* **WORK REQUEST**: Tally the lines below that hold the string "blood", and give only the tally.

* **DATA**:
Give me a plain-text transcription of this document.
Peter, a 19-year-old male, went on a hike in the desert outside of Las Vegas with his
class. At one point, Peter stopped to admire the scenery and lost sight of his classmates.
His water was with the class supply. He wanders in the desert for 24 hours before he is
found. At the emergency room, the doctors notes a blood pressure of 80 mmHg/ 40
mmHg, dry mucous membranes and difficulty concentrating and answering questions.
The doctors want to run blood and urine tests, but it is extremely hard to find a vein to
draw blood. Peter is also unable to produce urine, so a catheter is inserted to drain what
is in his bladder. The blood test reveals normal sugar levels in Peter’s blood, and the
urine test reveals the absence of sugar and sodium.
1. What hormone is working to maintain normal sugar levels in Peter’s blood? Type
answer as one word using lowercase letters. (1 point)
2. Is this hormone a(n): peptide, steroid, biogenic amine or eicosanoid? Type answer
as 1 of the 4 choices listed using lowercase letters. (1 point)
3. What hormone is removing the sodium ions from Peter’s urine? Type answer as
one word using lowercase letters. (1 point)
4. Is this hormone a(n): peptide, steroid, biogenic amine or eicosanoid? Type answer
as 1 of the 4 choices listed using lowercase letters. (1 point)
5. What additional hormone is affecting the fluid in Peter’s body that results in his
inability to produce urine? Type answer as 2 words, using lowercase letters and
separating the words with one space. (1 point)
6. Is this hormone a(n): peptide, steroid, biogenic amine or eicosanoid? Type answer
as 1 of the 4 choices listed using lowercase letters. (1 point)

* **EXERCISE ANSWER**: 5